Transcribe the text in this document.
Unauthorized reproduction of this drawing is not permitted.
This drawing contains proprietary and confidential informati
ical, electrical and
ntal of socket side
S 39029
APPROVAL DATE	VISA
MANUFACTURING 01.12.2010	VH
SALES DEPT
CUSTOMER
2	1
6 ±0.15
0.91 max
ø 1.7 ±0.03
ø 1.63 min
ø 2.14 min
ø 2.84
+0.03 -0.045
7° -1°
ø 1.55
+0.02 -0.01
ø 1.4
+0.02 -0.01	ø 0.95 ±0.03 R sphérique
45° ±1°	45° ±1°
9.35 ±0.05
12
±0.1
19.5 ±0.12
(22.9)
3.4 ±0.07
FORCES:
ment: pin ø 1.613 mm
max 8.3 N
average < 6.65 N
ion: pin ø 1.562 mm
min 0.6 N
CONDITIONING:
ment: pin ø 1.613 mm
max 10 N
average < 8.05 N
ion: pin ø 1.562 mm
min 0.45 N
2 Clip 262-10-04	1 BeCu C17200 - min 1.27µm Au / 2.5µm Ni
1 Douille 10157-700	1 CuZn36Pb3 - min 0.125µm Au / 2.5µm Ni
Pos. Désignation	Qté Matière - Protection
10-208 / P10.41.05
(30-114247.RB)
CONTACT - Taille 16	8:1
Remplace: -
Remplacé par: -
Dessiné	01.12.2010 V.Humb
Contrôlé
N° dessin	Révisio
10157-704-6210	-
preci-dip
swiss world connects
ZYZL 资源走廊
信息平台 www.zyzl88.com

Aim:
Type the whole listing again, unaltered.

Solution:
Transcribe the text in this document.
Unauthorized reproduction of this drawing is not permitted.
This drawing contains proprietary and confidential informati
ical, electrical and
ntal of socket side
S 39029
APPROVAL DATE	VISA
MANUFACTURING 01.12.2010	VH
SALES DEPT
CUSTOMER
2	1
6 ±0.15
0.91 max
ø 1.7 ±0.03
ø 1.63 min
ø 2.14 min
ø 2.84
+0.03 -0.045
7° -1°
ø 1.55
+0.02 -0.01
ø 1.4
+0.02 -0.01	ø 0.95 ±0.03 R sphérique
45° ±1°	45° ±1°
9.35 ±0.05
12
±0.1
19.5 ±0.12
(22.9)
3.4 ±0.07
FORCES:
ment: pin ø 1.613 mm
max 8.3 N
average < 6.65 N
ion: pin ø 1.562 mm
min 0.6 N
CONDITIONING:
ment: pin ø 1.613 mm
max 10 N
average < 8.05 N
ion: pin ø 1.562 mm
min 0.45 N
2 Clip 262-10-04	1 BeCu C17200 - min 1.27µm Au / 2.5µm Ni
1 Douille 10157-700	1 CuZn36Pb3 - min 0.125µm Au / 2.5µm Ni
Pos. Désignation	Qté Matière - Protection
10-208 / P10.41.05
(30-114247.RB)
CONTACT - Taille 16	8:1
Remplace: -
Remplacé par: -
Dessiné	01.12.2010 V.Humb
Contrôlé
N° dessin	Révisio
10157-704-6210	-
preci-dip
swiss world connects
ZYZL 资源走廊
信息平台 www.zyzl88.com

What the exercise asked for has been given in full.